-- begin DATASET RECORDS --

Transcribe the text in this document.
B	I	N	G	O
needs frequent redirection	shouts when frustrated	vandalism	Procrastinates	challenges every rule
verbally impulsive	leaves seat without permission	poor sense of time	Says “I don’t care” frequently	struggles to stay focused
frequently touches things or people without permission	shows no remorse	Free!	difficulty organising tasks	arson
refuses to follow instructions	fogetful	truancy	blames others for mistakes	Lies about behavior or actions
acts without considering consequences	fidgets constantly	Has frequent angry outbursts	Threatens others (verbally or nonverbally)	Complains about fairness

-- end DATASET RECORDS --
-- begin DATASET RECORDS --

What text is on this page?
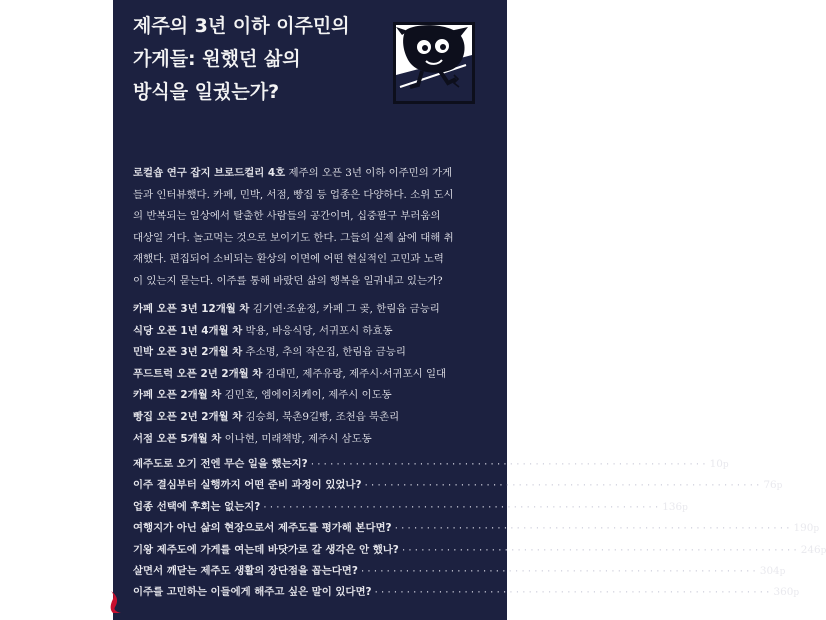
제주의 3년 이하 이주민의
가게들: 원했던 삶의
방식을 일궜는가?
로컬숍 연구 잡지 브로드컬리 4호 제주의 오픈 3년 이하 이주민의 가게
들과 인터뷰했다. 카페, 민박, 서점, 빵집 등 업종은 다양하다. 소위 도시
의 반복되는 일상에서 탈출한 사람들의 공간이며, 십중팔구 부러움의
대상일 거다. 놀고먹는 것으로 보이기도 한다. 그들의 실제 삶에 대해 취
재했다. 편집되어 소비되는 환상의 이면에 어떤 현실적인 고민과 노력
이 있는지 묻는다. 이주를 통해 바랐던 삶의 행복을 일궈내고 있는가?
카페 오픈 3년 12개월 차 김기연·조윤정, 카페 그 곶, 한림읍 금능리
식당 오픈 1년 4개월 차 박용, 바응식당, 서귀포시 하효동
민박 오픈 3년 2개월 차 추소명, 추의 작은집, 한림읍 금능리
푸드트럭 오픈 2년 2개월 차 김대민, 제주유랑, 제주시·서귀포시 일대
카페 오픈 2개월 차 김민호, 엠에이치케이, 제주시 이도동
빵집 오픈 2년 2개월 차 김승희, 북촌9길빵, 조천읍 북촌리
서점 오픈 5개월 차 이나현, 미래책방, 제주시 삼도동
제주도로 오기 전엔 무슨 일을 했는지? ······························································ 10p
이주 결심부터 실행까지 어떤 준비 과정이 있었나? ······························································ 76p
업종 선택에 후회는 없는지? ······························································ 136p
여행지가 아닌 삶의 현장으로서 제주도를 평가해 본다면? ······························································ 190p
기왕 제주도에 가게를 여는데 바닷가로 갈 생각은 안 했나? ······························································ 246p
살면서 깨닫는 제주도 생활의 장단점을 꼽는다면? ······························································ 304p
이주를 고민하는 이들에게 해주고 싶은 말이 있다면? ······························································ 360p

-- end DATASET RECORDS --
-- begin DATASET RECORDS --

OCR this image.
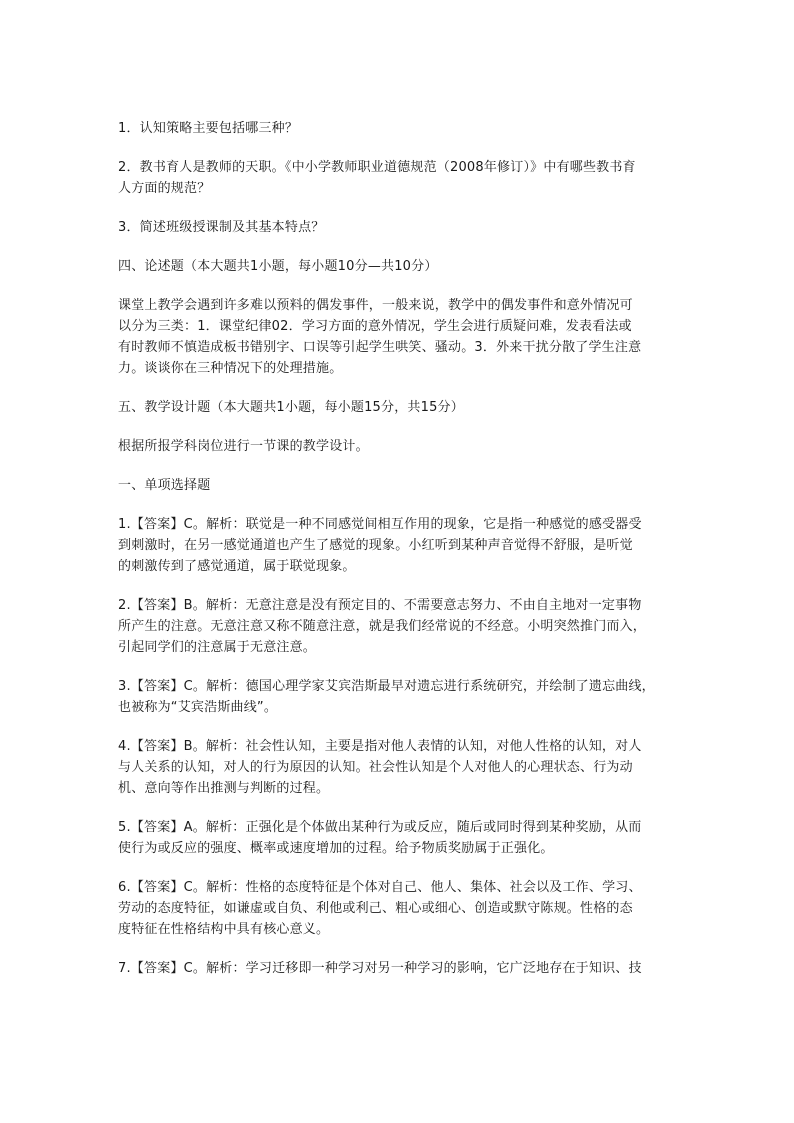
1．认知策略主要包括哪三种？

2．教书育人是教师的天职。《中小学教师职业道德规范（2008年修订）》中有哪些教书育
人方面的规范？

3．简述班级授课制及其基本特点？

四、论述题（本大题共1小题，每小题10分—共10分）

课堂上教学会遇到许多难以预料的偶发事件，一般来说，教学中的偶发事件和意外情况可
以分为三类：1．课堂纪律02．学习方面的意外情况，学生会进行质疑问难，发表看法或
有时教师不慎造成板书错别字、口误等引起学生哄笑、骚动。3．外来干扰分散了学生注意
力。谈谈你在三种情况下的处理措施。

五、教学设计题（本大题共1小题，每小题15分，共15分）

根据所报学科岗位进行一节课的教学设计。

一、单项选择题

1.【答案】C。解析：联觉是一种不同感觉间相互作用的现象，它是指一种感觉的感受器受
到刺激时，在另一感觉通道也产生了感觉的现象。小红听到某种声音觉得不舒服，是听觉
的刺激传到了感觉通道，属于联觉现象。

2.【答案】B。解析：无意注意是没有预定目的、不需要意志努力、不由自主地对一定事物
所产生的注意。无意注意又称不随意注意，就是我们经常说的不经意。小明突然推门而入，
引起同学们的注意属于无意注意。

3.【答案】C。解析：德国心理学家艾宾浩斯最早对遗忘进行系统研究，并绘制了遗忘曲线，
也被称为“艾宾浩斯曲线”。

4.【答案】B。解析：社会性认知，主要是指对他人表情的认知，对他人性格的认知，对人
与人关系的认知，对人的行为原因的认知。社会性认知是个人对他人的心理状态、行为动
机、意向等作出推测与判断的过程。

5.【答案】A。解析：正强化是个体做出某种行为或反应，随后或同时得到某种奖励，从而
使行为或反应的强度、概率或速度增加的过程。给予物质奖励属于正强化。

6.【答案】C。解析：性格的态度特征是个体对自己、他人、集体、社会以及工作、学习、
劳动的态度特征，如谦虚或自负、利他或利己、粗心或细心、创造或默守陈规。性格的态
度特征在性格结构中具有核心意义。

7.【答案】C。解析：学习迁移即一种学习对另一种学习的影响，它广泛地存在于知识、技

-- end DATASET RECORDS --

* _WRITTEN EXERCISE_
Filter the records, keeping only lines that contain "without", and show those lines.

* _ANSWER TO THIS TASK_
verbally impulsive	leaves seat without permission	poor sense of time	Says “I don’t care” frequently	struggles to stay focused
frequently touches things or people without permission	shows no remorse	Free!	difficulty organising tasks	arson
acts without considering consequences	fidgets constantly	Has frequent angry outbursts	Threatens others (verbally or nonverbally)	Complains about fairness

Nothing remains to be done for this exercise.